[START Record excerpts]

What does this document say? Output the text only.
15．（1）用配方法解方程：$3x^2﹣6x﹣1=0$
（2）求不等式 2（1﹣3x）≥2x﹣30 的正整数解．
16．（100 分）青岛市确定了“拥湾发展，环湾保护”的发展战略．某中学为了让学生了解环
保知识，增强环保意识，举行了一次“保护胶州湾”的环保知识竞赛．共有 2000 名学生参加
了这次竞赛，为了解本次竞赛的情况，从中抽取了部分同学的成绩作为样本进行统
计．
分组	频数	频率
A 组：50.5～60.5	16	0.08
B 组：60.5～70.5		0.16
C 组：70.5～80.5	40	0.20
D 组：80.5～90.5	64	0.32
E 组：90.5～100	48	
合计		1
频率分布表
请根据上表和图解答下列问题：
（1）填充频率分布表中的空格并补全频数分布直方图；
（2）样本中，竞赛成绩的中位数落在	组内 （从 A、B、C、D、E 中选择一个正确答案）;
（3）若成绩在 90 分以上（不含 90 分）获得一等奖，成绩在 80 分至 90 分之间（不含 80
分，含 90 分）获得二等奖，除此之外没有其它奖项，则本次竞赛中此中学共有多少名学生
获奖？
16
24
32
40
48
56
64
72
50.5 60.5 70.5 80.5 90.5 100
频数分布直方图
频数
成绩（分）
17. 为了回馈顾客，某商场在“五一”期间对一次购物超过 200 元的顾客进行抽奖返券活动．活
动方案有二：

[END Record excerpts]

## What the exercise asks
Please repeat the listing above in full and exactly.

## Worked solution
What does this document say? Output the text only.
15．（1）用配方法解方程：$3x^2﹣6x﹣1=0$
（2）求不等式 2（1﹣3x）≥2x﹣30 的正整数解．
16．（100 分）青岛市确定了“拥湾发展，环湾保护”的发展战略．某中学为了让学生了解环
保知识，增强环保意识，举行了一次“保护胶州湾”的环保知识竞赛．共有 2000 名学生参加
了这次竞赛，为了解本次竞赛的情况，从中抽取了部分同学的成绩作为样本进行统
计．
分组	频数	频率
A 组：50.5～60.5	16	0.08
B 组：60.5～70.5		0.16
C 组：70.5～80.5	40	0.20
D 组：80.5～90.5	64	0.32
E 组：90.5～100	48	
合计		1
频率分布表
请根据上表和图解答下列问题：
（1）填充频率分布表中的空格并补全频数分布直方图；
（2）样本中，竞赛成绩的中位数落在	组内 （从 A、B、C、D、E 中选择一个正确答案）;
（3）若成绩在 90 分以上（不含 90 分）获得一等奖，成绩在 80 分至 90 分之间（不含 80
分，含 90 分）获得二等奖，除此之外没有其它奖项，则本次竞赛中此中学共有多少名学生
获奖？
16
24
32
40
48
56
64
72
50.5 60.5 70.5 80.5 90.5 100
频数分布直方图
频数
成绩（分）
17. 为了回馈顾客，某商场在“五一”期间对一次购物超过 200 元的顾客进行抽奖返券活动．活
动方案有二：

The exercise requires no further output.